Lines of data:
════
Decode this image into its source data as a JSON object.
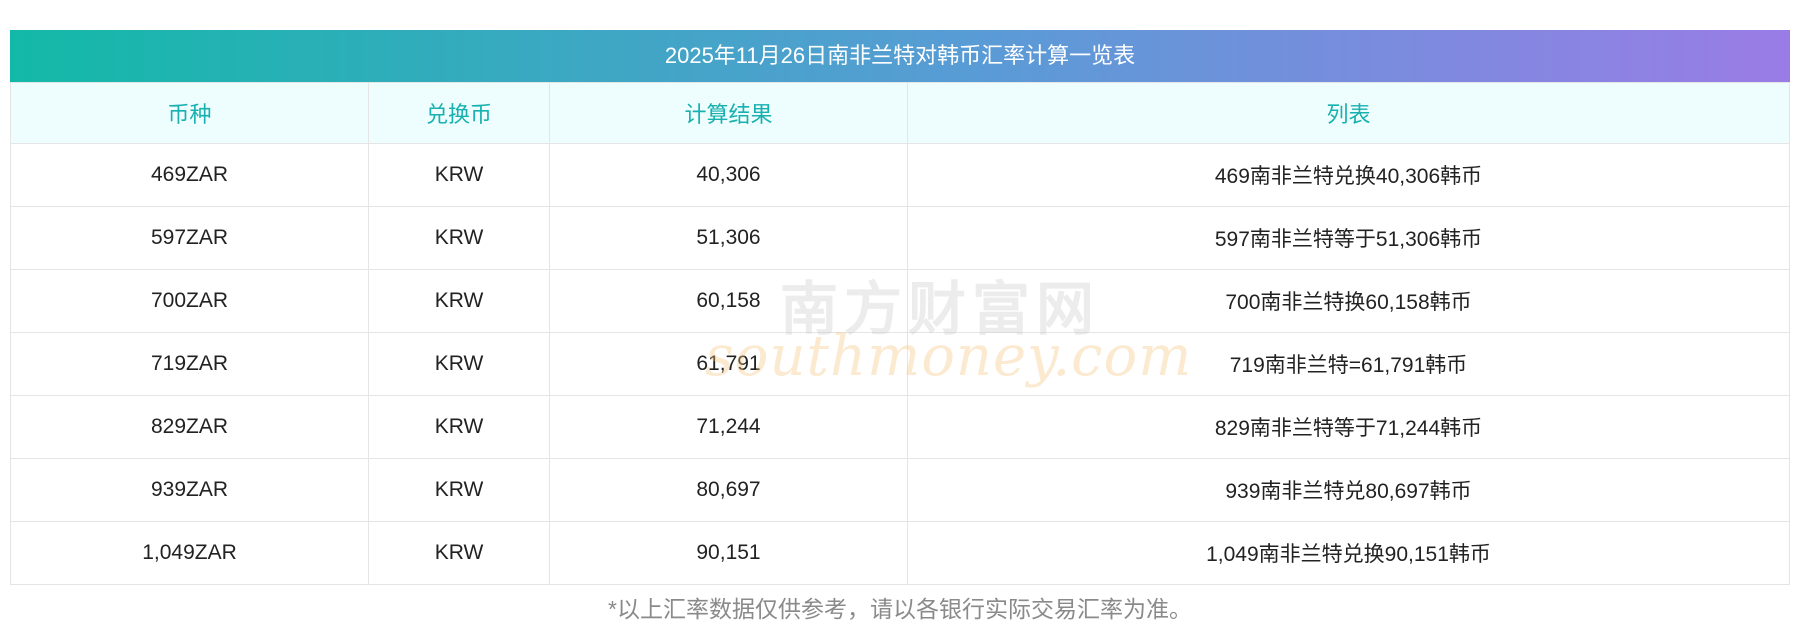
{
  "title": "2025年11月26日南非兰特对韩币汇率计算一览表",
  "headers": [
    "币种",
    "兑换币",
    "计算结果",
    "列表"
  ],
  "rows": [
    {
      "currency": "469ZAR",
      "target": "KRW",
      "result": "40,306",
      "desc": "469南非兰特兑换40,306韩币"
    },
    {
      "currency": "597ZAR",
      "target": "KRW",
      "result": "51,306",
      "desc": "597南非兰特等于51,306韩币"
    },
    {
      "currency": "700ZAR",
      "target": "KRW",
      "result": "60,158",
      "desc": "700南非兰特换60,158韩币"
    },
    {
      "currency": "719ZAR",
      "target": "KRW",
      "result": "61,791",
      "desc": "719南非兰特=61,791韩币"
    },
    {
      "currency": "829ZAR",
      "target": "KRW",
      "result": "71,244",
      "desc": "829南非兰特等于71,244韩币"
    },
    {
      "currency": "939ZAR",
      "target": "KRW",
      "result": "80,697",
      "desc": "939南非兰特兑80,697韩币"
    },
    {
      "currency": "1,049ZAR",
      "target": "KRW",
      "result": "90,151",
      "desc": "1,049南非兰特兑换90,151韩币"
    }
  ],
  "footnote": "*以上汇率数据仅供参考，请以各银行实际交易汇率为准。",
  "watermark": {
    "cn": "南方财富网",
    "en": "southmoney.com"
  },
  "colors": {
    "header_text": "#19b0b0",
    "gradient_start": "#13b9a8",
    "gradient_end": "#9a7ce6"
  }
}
════
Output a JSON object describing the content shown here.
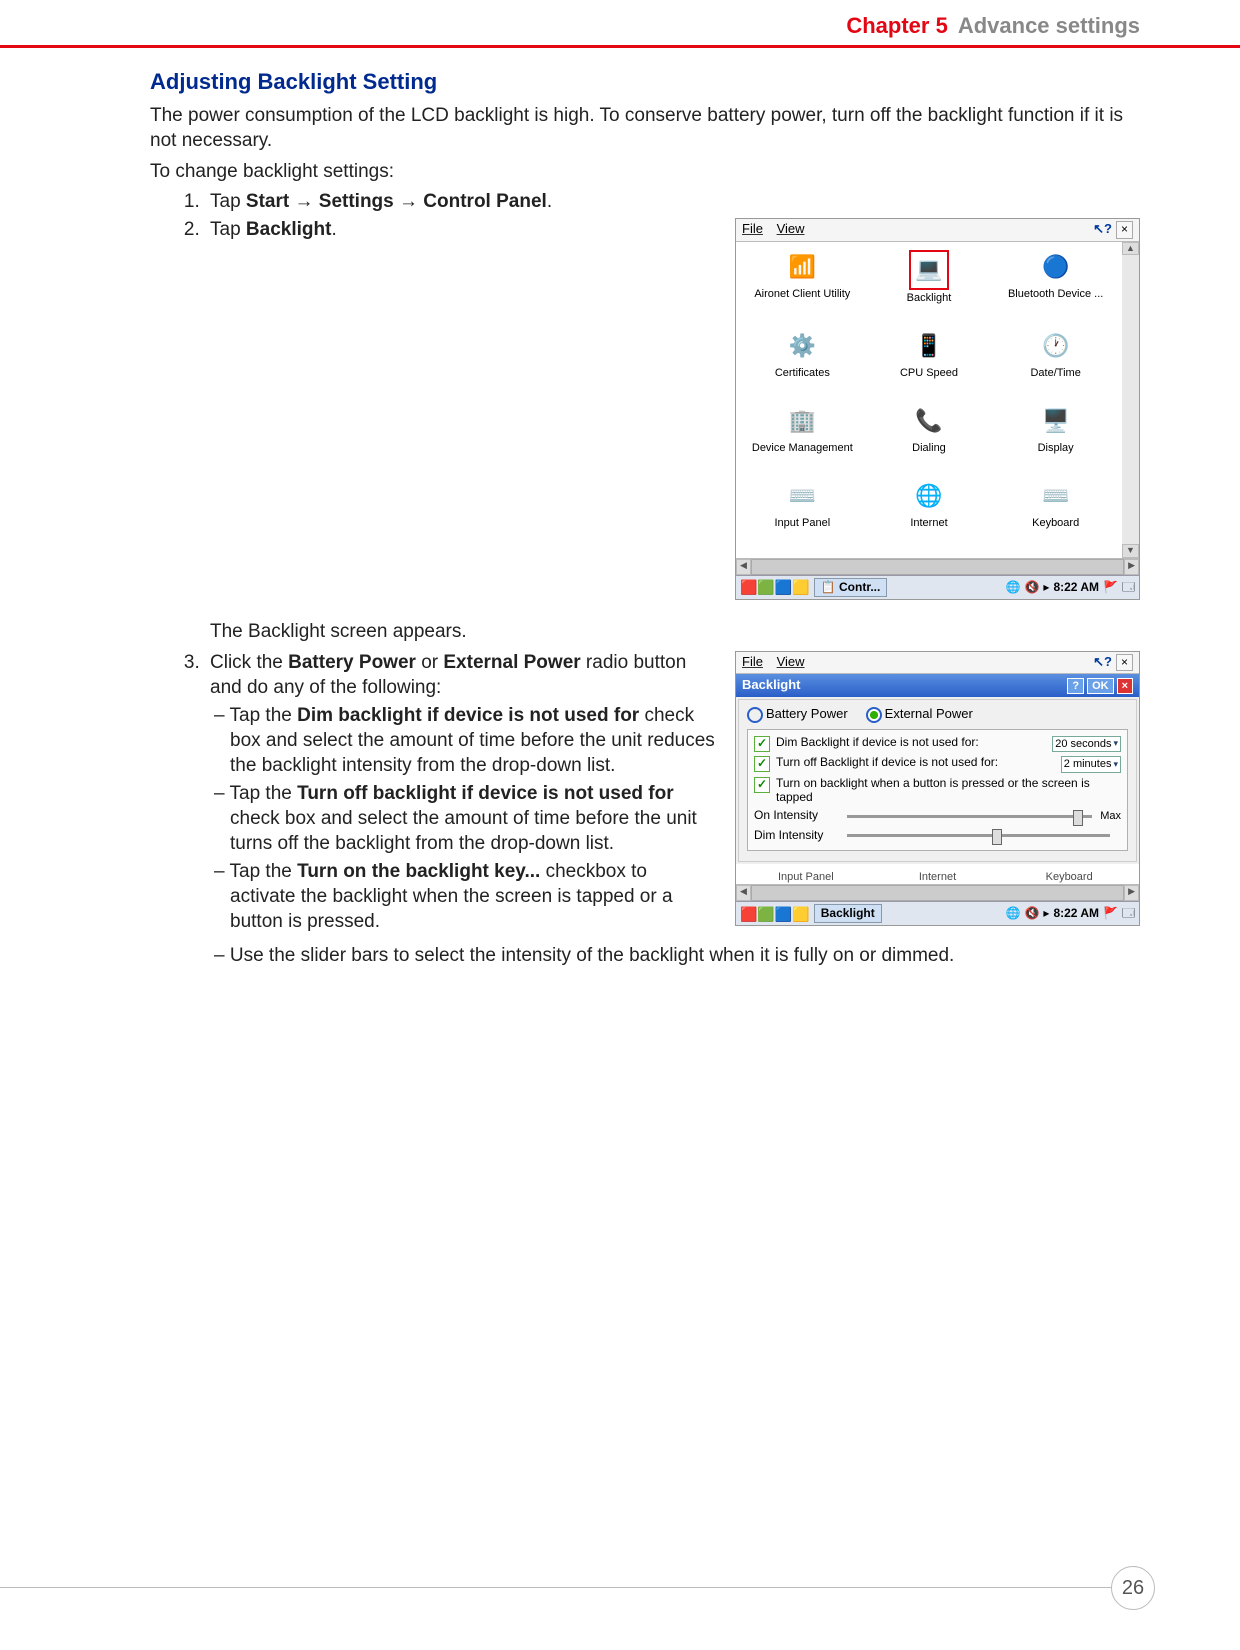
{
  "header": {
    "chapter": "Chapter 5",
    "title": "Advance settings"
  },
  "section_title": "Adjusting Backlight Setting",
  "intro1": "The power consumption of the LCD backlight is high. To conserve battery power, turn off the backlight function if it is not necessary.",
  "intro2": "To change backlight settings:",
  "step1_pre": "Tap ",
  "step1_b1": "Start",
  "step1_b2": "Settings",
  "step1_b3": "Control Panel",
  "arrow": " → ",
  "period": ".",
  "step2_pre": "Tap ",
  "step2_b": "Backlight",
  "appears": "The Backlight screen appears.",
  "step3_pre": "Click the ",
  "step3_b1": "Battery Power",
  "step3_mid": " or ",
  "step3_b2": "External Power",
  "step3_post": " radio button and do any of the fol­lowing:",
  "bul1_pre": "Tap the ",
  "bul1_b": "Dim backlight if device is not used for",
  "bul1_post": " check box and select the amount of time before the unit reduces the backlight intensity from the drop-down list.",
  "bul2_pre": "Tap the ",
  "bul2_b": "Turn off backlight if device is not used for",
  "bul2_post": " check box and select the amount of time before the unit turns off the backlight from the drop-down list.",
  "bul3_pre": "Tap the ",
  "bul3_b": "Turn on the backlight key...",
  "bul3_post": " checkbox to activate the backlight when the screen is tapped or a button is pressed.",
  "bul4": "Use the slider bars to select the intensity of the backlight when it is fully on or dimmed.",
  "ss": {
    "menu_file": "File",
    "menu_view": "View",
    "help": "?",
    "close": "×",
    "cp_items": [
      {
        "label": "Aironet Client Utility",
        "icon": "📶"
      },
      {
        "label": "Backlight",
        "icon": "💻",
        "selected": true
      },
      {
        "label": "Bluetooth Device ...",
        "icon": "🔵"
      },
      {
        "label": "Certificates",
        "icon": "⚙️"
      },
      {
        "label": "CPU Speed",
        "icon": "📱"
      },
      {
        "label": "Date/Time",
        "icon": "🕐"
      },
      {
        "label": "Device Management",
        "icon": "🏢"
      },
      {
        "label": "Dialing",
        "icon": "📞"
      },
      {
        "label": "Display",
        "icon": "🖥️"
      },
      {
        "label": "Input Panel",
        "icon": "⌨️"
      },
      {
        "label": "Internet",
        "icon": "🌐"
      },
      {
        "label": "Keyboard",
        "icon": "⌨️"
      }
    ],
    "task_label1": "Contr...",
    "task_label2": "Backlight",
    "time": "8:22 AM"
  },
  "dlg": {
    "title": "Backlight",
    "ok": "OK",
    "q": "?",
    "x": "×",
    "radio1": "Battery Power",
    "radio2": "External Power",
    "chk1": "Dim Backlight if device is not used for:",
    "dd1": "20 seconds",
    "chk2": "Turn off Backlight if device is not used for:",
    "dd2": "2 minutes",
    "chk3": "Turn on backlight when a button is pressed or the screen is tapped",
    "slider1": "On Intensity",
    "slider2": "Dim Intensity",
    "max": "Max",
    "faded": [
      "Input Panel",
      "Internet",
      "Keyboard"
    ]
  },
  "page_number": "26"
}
════
EXERCISE PROMPT:
Go through the listing above and pull out each line containing the word "drop".

COMPLETE OUTPUT:
  "bul1_post": " check box and select the amount of time before the unit reduces the backlight intensity from the drop-down list.",
  "bul2_post": " check box and select the amount of time before the unit turns off the backlight from the drop-down list.",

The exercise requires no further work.